TASK: Take all the material and copy it exactly.

SUPPLIED DATA:
++++++

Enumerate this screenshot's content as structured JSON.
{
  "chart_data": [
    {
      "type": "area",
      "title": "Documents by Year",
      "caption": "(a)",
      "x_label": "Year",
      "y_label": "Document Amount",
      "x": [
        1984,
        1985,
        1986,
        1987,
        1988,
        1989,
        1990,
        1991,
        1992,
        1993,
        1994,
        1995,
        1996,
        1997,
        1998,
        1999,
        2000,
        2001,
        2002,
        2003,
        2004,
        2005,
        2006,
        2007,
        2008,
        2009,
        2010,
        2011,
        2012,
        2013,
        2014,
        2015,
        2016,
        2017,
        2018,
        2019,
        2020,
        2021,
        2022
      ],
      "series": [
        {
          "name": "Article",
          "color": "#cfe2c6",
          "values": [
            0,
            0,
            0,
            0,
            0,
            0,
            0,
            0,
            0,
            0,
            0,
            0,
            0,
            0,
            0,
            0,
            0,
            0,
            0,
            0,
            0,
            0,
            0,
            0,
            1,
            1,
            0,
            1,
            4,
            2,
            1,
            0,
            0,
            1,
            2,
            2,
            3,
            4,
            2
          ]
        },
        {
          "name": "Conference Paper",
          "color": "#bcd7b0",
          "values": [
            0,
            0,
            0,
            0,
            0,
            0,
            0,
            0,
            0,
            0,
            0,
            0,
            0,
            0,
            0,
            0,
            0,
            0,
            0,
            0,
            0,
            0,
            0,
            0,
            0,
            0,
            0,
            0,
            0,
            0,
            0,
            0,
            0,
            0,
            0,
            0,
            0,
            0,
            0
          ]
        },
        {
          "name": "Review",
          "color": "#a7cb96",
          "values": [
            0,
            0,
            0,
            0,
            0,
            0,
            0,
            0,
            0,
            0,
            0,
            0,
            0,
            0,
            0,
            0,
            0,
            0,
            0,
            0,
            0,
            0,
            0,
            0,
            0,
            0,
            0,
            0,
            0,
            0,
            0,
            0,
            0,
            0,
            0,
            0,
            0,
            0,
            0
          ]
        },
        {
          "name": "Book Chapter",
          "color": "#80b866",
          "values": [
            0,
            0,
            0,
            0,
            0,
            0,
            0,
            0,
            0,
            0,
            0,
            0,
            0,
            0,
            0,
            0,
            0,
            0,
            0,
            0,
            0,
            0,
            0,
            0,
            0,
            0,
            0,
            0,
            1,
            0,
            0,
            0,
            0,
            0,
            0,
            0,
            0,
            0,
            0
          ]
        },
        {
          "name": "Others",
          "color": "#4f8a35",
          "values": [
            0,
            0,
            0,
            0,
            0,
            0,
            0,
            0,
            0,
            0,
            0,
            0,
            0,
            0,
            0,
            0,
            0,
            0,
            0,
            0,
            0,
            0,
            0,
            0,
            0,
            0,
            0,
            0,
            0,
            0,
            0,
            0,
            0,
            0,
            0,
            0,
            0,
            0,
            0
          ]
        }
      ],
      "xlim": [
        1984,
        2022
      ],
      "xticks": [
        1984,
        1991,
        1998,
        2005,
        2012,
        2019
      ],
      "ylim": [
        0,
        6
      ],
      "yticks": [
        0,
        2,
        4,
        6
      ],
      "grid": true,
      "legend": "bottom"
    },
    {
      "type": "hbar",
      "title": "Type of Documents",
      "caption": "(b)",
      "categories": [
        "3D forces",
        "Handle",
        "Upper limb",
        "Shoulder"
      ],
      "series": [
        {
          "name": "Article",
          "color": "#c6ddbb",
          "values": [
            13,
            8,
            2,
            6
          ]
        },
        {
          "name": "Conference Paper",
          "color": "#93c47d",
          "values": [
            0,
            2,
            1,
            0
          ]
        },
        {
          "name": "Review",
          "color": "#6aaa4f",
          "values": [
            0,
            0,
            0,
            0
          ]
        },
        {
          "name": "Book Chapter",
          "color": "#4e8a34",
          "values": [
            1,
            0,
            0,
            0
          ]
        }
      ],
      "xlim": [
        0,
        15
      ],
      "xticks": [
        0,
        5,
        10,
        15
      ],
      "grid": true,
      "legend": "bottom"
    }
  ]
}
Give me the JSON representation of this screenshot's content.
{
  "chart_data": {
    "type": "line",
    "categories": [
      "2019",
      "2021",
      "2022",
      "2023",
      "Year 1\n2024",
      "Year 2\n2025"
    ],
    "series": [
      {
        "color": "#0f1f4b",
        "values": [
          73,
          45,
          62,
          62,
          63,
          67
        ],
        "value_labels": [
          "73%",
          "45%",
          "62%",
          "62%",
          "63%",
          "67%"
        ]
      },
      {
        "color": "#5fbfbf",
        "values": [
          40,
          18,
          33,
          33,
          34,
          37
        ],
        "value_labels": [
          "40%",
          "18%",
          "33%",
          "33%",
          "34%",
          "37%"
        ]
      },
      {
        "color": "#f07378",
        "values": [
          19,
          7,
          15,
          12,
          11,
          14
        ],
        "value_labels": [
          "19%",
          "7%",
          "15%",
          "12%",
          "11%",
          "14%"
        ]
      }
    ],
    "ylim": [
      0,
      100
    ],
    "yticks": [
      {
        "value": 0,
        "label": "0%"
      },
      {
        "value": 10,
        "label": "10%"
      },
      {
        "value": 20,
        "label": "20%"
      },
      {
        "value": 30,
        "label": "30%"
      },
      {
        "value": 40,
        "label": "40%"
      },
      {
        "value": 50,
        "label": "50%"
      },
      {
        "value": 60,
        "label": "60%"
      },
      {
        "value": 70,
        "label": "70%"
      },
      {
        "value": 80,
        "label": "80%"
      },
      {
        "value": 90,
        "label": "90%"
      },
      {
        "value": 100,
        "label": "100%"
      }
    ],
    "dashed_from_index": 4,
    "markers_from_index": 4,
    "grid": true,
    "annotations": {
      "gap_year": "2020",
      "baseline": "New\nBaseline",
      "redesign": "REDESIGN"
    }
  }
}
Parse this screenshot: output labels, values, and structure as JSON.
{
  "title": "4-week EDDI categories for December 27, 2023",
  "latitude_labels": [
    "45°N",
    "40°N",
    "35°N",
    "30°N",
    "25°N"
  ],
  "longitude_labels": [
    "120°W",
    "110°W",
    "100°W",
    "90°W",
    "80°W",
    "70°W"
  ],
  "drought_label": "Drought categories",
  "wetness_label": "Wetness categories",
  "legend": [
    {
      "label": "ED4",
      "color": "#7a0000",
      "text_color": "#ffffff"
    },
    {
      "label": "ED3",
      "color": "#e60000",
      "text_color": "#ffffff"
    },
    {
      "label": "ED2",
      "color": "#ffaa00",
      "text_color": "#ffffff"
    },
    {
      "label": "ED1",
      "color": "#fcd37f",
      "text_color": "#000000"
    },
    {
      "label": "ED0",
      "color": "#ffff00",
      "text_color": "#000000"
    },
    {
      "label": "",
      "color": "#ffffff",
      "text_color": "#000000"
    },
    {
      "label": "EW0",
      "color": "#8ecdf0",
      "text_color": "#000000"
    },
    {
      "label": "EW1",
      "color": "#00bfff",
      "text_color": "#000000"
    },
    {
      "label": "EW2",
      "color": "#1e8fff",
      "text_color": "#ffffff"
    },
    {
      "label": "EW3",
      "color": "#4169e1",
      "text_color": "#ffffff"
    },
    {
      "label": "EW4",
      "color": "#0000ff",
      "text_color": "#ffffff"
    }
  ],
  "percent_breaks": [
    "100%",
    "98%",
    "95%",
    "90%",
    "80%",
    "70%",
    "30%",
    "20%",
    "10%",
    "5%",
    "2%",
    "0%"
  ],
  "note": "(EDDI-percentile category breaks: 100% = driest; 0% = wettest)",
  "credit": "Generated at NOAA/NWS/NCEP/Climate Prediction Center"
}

++++++

RIGHT ANSWER:
Enumerate this screenshot's content as structured JSON.
{
  "chart_data": [
    {
      "type": "area",
      "title": "Documents by Year",
      "caption": "(a)",
      "x_label": "Year",
      "y_label": "Document Amount",
      "x": [
        1984,
        1985,
        1986,
        1987,
        1988,
        1989,
        1990,
        1991,
        1992,
        1993,
        1994,
        1995,
        1996,
        1997,
        1998,
        1999,
        2000,
        2001,
        2002,
        2003,
        2004,
        2005,
        2006,
        2007,
        2008,
        2009,
        2010,
        2011,
        2012,
        2013,
        2014,
        2015,
        2016,
        2017,
        2018,
        2019,
        2020,
        2021,
        2022
      ],
      "series": [
        {
          "name": "Article",
          "color": "#cfe2c6",
          "values": [
            0,
            0,
            0,
            0,
            0,
            0,
            0,
            0,
            0,
            0,
            0,
            0,
            0,
            0,
            0,
            0,
            0,
            0,
            0,
            0,
            0,
            0,
            0,
            0,
            1,
            1,
            0,
            1,
            4,
            2,
            1,
            0,
            0,
            1,
            2,
            2,
            3,
            4,
            2
          ]
        },
        {
          "name": "Conference Paper",
          "color": "#bcd7b0",
          "values": [
            0,
            0,
            0,
            0,
            0,
            0,
            0,
            0,
            0,
            0,
            0,
            0,
            0,
            0,
            0,
            0,
            0,
            0,
            0,
            0,
            0,
            0,
            0,
            0,
            0,
            0,
            0,
            0,
            0,
            0,
            0,
            0,
            0,
            0,
            0,
            0,
            0,
            0,
            0
          ]
        },
        {
          "name": "Review",
          "color": "#a7cb96",
          "values": [
            0,
            0,
            0,
            0,
            0,
            0,
            0,
            0,
            0,
            0,
            0,
            0,
            0,
            0,
            0,
            0,
            0,
            0,
            0,
            0,
            0,
            0,
            0,
            0,
            0,
            0,
            0,
            0,
            0,
            0,
            0,
            0,
            0,
            0,
            0,
            0,
            0,
            0,
            0
          ]
        },
        {
          "name": "Book Chapter",
          "color": "#80b866",
          "values": [
            0,
            0,
            0,
            0,
            0,
            0,
            0,
            0,
            0,
            0,
            0,
            0,
            0,
            0,
            0,
            0,
            0,
            0,
            0,
            0,
            0,
            0,
            0,
            0,
            0,
            0,
            0,
            0,
            1,
            0,
            0,
            0,
            0,
            0,
            0,
            0,
            0,
            0,
            0
          ]
        },
        {
          "name": "Others",
          "color": "#4f8a35",
          "values": [
            0,
            0,
            0,
            0,
            0,
            0,
            0,
            0,
            0,
            0,
            0,
            0,
            0,
            0,
            0,
            0,
            0,
            0,
            0,
            0,
            0,
            0,
            0,
            0,
            0,
            0,
            0,
            0,
            0,
            0,
            0,
            0,
            0,
            0,
            0,
            0,
            0,
            0,
            0
          ]
        }
      ],
      "xlim": [
        1984,
        2022
      ],
      "xticks": [
        1984,
        1991,
        1998,
        2005,
        2012,
        2019
      ],
      "ylim": [
        0,
        6
      ],
      "yticks": [
        0,
        2,
        4,
        6
      ],
      "grid": true,
      "legend": "bottom"
    },
    {
      "type": "hbar",
      "title": "Type of Documents",
      "caption": "(b)",
      "categories": [
        "3D forces",
        "Handle",
        "Upper limb",
        "Shoulder"
      ],
      "series": [
        {
          "name": "Article",
          "color": "#c6ddbb",
          "values": [
            13,
            8,
            2,
            6
          ]
        },
        {
          "name": "Conference Paper",
          "color": "#93c47d",
          "values": [
            0,
            2,
            1,
            0
          ]
        },
        {
          "name": "Review",
          "color": "#6aaa4f",
          "values": [
            0,
            0,
            0,
            0
          ]
        },
        {
          "name": "Book Chapter",
          "color": "#4e8a34",
          "values": [
            1,
            0,
            0,
            0
          ]
        }
      ],
      "xlim": [
        0,
        15
      ],
      "xticks": [
        0,
        5,
        10,
        15
      ],
      "grid": true,
      "legend": "bottom"
    }
  ]
}
Give me the JSON representation of this screenshot's content.
{
  "chart_data": {
    "type": "line",
    "categories": [
      "2019",
      "2021",
      "2022",
      "2023",
      "Year 1\n2024",
      "Year 2\n2025"
    ],
    "series": [
      {
        "color": "#0f1f4b",
        "values": [
          73,
          45,
          62,
          62,
          63,
          67
        ],
        "value_labels": [
          "73%",
          "45%",
          "62%",
          "62%",
          "63%",
          "67%"
        ]
      },
      {
        "color": "#5fbfbf",
        "values": [
          40,
          18,
          33,
          33,
          34,
          37
        ],
        "value_labels": [
          "40%",
          "18%",
          "33%",
          "33%",
          "34%",
          "37%"
        ]
      },
      {
        "color": "#f07378",
        "values": [
          19,
          7,
          15,
          12,
          11,
          14
        ],
        "value_labels": [
          "19%",
          "7%",
          "15%",
          "12%",
          "11%",
          "14%"
        ]
      }
    ],
    "ylim": [
      0,
      100
    ],
    "yticks": [
      {
        "value": 0,
        "label": "0%"
      },
      {
        "value": 10,
        "label": "10%"
      },
      {
        "value": 20,
        "label": "20%"
      },
      {
        "value": 30,
        "label": "30%"
      },
      {
        "value": 40,
        "label": "40%"
      },
      {
        "value": 50,
        "label": "50%"
      },
      {
        "value": 60,
        "label": "60%"
      },
      {
        "value": 70,
        "label": "70%"
      },
      {
        "value": 80,
        "label": "80%"
      },
      {
        "value": 90,
        "label": "90%"
      },
      {
        "value": 100,
        "label": "100%"
      }
    ],
    "dashed_from_index": 4,
    "markers_from_index": 4,
    "grid": true,
    "annotations": {
      "gap_year": "2020",
      "baseline": "New\nBaseline",
      "redesign": "REDESIGN"
    }
  }
}
Parse this screenshot: output labels, values, and structure as JSON.
{
  "title": "4-week EDDI categories for December 27, 2023",
  "latitude_labels": [
    "45°N",
    "40°N",
    "35°N",
    "30°N",
    "25°N"
  ],
  "longitude_labels": [
    "120°W",
    "110°W",
    "100°W",
    "90°W",
    "80°W",
    "70°W"
  ],
  "drought_label": "Drought categories",
  "wetness_label": "Wetness categories",
  "legend": [
    {
      "label": "ED4",
      "color": "#7a0000",
      "text_color": "#ffffff"
    },
    {
      "label": "ED3",
      "color": "#e60000",
      "text_color": "#ffffff"
    },
    {
      "label": "ED2",
      "color": "#ffaa00",
      "text_color": "#ffffff"
    },
    {
      "label": "ED1",
      "color": "#fcd37f",
      "text_color": "#000000"
    },
    {
      "label": "ED0",
      "color": "#ffff00",
      "text_color": "#000000"
    },
    {
      "label": "",
      "color": "#ffffff",
      "text_color": "#000000"
    },
    {
      "label": "EW0",
      "color": "#8ecdf0",
      "text_color": "#000000"
    },
    {
      "label": "EW1",
      "color": "#00bfff",
      "text_color": "#000000"
    },
    {
      "label": "EW2",
      "color": "#1e8fff",
      "text_color": "#ffffff"
    },
    {
      "label": "EW3",
      "color": "#4169e1",
      "text_color": "#ffffff"
    },
    {
      "label": "EW4",
      "color": "#0000ff",
      "text_color": "#ffffff"
    }
  ],
  "percent_breaks": [
    "100%",
    "98%",
    "95%",
    "90%",
    "80%",
    "70%",
    "30%",
    "20%",
    "10%",
    "5%",
    "2%",
    "0%"
  ],
  "note": "(EDDI-percentile category breaks: 100% = driest; 0% = wettest)",
  "credit": "Generated at NOAA/NWS/NCEP/Climate Prediction Center"
}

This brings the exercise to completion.